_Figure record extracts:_

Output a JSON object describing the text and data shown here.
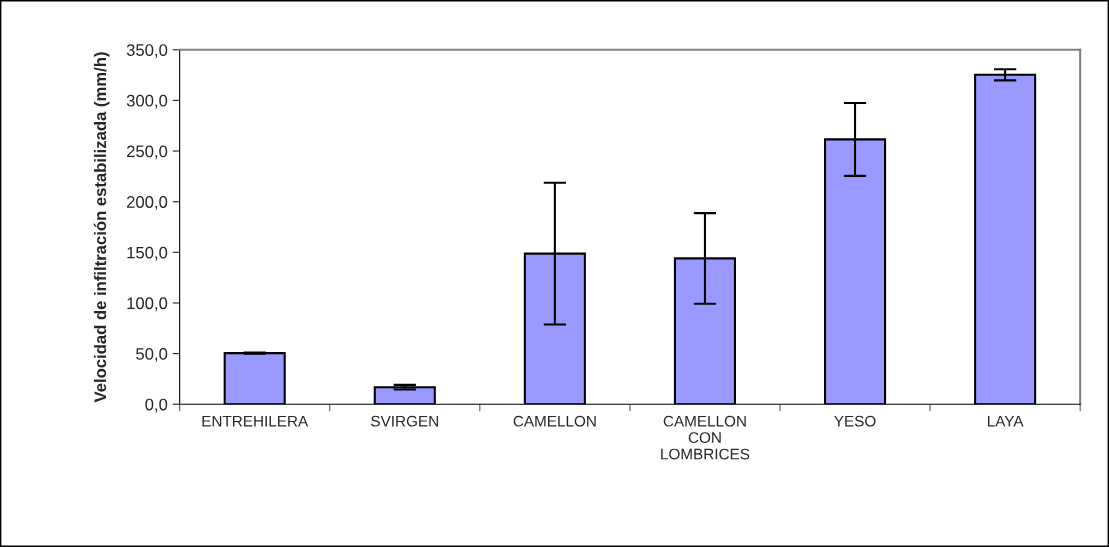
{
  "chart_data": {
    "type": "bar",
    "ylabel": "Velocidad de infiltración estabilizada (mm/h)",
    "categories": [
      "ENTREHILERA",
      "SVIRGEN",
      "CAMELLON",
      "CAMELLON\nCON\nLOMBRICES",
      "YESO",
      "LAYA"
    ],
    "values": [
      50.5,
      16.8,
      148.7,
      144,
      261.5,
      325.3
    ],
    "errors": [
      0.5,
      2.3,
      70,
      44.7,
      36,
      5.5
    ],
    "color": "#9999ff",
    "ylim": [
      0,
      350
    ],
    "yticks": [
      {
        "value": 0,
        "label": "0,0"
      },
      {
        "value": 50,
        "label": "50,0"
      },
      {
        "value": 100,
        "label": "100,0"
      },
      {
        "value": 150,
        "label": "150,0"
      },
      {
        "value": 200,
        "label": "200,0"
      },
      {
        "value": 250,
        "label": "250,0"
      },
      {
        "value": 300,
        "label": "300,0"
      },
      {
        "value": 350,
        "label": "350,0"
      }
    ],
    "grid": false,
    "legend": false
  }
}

---

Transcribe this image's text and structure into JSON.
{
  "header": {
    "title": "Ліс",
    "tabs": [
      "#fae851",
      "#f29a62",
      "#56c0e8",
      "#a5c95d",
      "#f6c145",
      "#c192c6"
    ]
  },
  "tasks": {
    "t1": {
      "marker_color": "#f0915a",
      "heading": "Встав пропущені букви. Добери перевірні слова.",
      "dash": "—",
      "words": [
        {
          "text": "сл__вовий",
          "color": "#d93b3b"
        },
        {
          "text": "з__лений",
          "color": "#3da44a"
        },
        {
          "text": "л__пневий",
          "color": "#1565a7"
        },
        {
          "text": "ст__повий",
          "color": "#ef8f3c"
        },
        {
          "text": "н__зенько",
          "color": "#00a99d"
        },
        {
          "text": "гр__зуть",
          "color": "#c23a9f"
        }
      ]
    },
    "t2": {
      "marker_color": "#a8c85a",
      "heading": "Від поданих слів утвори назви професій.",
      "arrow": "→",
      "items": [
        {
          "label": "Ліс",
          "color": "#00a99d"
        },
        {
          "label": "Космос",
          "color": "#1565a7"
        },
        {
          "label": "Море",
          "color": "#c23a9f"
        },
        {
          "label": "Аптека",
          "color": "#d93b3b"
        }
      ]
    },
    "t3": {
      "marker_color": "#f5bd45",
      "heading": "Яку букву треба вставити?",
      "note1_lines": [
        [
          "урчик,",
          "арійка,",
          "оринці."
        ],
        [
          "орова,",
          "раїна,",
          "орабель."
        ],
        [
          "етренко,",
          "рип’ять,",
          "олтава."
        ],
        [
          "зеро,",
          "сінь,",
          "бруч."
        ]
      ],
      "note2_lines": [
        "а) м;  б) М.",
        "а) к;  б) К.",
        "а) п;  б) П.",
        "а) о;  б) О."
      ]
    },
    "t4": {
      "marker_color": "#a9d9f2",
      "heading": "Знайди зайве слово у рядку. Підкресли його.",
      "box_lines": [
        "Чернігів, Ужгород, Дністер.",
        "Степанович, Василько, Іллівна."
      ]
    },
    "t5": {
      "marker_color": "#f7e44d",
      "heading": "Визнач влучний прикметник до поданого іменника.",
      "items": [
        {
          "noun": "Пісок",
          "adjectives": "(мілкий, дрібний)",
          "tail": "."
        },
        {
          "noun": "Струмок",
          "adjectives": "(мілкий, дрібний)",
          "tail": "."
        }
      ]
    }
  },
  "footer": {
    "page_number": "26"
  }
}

---

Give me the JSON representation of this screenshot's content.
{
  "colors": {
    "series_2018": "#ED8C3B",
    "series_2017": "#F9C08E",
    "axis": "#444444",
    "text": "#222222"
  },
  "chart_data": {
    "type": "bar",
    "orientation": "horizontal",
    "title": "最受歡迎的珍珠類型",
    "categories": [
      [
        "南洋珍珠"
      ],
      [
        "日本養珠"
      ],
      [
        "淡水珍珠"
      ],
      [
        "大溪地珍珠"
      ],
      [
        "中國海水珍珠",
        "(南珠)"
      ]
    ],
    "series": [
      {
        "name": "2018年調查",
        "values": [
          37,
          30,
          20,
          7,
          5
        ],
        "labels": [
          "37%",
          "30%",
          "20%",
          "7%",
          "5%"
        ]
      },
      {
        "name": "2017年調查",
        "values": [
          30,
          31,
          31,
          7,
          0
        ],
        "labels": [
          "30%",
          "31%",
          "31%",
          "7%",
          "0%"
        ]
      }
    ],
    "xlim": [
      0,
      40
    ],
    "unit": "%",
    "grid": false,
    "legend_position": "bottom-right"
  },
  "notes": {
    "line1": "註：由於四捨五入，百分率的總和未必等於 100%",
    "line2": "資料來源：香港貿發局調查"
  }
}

_Do this:_ Pull out all lines containing "heading".

_The output:_
      "heading": "Встав пропущені букви. Добери перевірні слова.",
      "heading": "Від поданих слів утвори назви професій.",
      "heading": "Яку букву треба вставити?",
      "heading": "Знайди зайве слово у рядку. Підкресли його.",
      "heading": "Визнач влучний прикметник до поданого іменника.",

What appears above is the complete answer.